Records from a collection
::::
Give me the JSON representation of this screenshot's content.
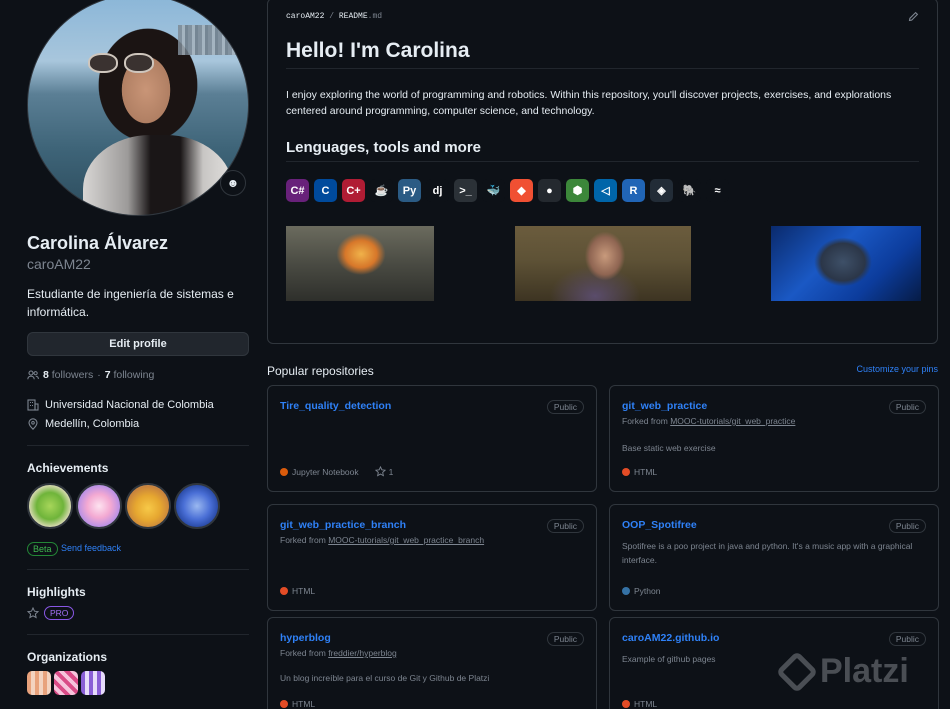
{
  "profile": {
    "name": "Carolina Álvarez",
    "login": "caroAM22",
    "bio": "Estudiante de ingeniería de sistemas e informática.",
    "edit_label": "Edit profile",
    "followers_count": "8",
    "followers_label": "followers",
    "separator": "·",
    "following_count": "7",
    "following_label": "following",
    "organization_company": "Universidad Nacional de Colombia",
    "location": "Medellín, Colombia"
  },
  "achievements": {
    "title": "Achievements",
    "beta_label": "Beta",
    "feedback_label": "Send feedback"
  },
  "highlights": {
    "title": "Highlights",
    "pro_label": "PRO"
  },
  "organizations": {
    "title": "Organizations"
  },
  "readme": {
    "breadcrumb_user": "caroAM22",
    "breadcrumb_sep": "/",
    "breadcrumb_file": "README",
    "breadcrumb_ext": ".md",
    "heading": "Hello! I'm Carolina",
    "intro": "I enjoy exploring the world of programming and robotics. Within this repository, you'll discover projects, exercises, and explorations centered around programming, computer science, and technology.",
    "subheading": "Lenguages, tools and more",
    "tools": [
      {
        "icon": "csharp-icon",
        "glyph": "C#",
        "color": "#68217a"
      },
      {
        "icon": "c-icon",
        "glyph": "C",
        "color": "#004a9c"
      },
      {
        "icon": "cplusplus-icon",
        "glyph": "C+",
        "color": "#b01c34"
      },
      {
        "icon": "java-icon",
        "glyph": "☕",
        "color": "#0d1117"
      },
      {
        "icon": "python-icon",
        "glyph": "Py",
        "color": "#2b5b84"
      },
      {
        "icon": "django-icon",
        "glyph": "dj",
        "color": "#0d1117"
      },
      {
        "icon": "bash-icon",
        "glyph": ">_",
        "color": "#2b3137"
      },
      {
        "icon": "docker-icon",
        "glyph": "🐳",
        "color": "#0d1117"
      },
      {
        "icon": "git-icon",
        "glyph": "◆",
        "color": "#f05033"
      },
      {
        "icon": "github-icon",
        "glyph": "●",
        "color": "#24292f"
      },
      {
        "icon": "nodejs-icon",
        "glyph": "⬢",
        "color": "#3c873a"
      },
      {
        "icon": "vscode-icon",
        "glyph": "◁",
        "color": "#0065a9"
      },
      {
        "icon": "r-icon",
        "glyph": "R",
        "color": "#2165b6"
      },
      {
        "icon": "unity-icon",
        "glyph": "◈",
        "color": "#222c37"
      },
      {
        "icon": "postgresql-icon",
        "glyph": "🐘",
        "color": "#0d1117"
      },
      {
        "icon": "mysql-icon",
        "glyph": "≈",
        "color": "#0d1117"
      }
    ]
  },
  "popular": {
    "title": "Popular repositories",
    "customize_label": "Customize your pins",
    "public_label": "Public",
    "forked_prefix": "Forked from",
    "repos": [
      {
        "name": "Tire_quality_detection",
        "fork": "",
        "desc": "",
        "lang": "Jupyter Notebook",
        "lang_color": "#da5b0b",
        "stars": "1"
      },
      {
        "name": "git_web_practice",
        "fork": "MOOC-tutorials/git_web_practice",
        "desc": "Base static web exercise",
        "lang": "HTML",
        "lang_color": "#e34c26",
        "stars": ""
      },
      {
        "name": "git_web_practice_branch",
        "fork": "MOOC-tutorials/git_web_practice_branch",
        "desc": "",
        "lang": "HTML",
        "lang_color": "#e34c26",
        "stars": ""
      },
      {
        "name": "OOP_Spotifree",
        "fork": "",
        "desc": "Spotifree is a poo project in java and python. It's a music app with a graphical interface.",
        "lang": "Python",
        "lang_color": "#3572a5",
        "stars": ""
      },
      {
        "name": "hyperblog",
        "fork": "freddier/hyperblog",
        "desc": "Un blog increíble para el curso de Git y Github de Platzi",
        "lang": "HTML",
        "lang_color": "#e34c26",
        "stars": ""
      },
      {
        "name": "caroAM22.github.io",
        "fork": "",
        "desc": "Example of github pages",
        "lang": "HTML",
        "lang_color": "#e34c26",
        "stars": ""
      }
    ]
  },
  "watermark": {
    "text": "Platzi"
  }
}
::::
(Short problem): From the listing, copy every line where the string "this" appears.

(Response to the task):
Give me the JSON representation of this screenshot's content.
    "intro": "I enjoy exploring the world of programming and robotics. Within this repository, you'll discover projects, exercises, and explorations centered around programming, computer science, and technology.",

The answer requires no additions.